[INFORMATION PROVIDED start]

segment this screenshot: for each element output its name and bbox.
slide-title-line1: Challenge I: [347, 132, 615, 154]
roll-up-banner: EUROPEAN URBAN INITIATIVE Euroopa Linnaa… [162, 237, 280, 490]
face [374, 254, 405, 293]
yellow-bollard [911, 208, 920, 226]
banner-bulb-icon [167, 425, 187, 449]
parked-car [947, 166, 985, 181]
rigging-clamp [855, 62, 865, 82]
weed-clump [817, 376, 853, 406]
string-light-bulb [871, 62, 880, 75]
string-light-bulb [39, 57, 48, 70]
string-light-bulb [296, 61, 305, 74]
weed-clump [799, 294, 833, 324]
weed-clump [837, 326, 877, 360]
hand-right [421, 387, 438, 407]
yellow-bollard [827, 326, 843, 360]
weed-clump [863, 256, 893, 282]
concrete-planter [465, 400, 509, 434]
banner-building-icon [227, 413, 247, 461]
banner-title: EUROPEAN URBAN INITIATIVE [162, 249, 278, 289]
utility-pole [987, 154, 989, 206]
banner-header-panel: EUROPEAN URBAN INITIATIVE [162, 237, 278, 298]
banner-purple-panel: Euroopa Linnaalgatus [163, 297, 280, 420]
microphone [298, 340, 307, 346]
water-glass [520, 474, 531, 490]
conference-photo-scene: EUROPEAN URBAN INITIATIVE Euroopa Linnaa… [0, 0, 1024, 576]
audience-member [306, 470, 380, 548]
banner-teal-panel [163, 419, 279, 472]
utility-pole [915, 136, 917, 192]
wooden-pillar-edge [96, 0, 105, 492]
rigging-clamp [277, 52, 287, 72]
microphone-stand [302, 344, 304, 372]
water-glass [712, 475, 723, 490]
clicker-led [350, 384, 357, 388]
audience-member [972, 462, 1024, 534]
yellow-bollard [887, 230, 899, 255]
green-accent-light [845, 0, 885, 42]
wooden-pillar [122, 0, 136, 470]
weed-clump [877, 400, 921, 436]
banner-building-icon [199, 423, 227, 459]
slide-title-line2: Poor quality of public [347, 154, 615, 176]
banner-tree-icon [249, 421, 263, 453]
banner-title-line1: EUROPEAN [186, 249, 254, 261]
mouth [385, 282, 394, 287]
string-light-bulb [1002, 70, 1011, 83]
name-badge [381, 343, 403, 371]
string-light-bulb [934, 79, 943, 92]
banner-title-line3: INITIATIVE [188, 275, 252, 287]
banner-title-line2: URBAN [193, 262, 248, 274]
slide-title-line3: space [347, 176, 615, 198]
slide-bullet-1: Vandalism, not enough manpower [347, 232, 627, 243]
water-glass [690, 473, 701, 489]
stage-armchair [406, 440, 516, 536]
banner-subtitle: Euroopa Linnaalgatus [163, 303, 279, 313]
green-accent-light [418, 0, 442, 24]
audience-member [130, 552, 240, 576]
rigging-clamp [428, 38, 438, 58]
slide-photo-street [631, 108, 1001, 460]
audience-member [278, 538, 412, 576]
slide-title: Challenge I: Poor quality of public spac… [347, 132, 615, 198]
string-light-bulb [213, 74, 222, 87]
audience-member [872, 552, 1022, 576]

[INFORMATION PROVIDED end]

INSTRUCTION ->
Pick out every row above that contains the string "yellow", and copy each one in full.

TASK ANSWER ->
yellow-bollard [911, 208, 920, 226]
yellow-bollard [827, 326, 843, 360]
yellow-bollard [887, 230, 899, 255]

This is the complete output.